### The exercise
Copy all lines of the listing that include the string "stats".
= = =
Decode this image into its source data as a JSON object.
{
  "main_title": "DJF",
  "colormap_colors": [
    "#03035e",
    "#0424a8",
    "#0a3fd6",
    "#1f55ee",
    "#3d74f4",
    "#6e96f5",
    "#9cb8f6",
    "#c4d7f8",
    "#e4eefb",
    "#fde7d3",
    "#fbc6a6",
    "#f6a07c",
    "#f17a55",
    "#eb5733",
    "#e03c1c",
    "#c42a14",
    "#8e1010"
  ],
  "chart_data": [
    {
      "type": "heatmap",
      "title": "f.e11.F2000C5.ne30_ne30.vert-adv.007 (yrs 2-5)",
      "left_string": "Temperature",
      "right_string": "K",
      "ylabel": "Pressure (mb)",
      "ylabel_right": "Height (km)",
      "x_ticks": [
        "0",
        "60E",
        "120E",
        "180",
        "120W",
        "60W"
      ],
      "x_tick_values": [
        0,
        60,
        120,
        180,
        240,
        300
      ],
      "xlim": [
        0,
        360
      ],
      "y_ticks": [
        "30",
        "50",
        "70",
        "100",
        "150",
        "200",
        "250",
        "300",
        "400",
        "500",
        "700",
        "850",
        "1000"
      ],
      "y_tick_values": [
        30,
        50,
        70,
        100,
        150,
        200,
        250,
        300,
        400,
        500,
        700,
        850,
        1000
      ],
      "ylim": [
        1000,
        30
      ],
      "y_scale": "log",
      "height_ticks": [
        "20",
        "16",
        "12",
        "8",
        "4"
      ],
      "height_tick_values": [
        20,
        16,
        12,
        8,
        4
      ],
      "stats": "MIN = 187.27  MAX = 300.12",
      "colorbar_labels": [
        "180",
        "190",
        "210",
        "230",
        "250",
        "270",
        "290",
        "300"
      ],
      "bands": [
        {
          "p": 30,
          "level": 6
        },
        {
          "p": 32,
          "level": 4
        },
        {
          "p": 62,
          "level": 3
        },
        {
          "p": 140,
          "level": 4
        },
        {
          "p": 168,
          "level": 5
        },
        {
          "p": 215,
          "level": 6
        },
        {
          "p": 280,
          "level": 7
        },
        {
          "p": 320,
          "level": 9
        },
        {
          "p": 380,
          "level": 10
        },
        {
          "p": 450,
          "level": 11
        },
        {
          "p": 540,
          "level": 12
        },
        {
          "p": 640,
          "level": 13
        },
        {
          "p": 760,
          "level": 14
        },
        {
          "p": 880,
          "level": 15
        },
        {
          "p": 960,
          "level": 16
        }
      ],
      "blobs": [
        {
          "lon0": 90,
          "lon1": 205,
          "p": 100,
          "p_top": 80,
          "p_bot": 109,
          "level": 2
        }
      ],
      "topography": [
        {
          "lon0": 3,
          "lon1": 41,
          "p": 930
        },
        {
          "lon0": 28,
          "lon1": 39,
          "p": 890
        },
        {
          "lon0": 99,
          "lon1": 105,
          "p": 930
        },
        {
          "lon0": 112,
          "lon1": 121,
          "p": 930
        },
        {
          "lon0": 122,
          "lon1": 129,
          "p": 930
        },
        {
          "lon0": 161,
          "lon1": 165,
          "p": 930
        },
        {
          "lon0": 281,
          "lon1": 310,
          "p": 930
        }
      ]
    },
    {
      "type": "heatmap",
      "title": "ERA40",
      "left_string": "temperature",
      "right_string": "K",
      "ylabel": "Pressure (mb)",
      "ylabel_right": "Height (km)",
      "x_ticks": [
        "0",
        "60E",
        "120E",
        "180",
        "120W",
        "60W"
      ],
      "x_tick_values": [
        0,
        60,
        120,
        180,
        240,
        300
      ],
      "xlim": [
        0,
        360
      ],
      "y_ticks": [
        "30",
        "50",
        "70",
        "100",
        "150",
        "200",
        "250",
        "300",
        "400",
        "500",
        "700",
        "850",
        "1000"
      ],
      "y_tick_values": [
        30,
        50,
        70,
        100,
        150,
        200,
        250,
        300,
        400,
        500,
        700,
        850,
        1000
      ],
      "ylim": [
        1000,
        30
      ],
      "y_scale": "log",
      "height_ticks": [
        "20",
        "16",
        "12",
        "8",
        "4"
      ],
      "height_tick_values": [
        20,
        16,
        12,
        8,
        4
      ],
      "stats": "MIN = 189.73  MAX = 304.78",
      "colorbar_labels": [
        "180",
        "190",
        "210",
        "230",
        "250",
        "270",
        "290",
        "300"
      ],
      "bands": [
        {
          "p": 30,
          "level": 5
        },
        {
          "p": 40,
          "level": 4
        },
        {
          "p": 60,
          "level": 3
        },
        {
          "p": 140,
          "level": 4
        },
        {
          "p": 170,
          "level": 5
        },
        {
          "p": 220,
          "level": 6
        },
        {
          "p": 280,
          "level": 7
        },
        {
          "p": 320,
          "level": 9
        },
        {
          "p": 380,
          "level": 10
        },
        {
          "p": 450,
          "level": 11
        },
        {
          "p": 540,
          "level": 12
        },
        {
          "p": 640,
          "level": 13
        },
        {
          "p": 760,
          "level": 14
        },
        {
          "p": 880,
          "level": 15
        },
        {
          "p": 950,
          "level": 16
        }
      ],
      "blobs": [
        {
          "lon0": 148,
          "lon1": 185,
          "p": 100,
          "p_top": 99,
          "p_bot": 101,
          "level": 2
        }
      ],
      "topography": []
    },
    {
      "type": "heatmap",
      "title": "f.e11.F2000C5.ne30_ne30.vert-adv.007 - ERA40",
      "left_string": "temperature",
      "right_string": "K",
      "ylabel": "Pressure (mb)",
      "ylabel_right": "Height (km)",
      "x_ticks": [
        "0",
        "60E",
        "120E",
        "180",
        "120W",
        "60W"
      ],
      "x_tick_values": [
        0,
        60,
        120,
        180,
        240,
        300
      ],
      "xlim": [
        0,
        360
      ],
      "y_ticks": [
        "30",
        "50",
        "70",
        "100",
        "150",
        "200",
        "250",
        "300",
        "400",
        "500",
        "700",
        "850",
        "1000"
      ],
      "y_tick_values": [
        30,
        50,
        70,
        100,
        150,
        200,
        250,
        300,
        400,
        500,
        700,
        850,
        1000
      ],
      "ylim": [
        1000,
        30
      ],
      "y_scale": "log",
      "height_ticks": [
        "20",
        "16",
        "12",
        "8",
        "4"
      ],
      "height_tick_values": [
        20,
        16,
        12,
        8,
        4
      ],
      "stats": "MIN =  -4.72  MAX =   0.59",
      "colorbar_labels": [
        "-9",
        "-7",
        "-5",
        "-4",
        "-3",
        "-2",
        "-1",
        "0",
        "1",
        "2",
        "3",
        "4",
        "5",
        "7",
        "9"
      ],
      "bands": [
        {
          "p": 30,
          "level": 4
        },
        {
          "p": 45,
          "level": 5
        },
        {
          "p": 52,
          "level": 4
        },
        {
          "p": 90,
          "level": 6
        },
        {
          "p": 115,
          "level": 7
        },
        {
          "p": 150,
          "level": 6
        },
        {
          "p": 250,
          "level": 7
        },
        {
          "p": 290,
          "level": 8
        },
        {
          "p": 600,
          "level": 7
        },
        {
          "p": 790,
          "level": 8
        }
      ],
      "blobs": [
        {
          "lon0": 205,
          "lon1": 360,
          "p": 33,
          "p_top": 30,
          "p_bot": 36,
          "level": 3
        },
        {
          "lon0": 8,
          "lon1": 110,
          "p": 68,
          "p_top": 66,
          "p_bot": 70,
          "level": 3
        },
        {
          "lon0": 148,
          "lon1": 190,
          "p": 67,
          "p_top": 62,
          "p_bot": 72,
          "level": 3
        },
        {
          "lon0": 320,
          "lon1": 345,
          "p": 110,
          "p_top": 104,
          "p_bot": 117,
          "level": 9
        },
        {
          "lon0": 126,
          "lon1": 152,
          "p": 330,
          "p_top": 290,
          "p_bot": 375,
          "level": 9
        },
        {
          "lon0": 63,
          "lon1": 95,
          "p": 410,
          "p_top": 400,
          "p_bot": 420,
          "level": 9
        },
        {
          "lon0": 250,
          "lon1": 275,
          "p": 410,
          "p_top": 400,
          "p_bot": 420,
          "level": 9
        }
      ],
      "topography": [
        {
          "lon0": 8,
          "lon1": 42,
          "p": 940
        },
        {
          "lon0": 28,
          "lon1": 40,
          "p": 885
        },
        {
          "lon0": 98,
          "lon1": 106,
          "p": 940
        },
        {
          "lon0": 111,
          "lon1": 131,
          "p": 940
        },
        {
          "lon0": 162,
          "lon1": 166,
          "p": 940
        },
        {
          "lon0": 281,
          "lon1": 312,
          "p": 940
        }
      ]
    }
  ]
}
= = =
### Right answer
      "stats": "MIN = 187.27  MAX = 300.12",
      "stats": "MIN = 189.73  MAX = 304.78",
      "stats": "MIN =  -4.72  MAX =   0.59",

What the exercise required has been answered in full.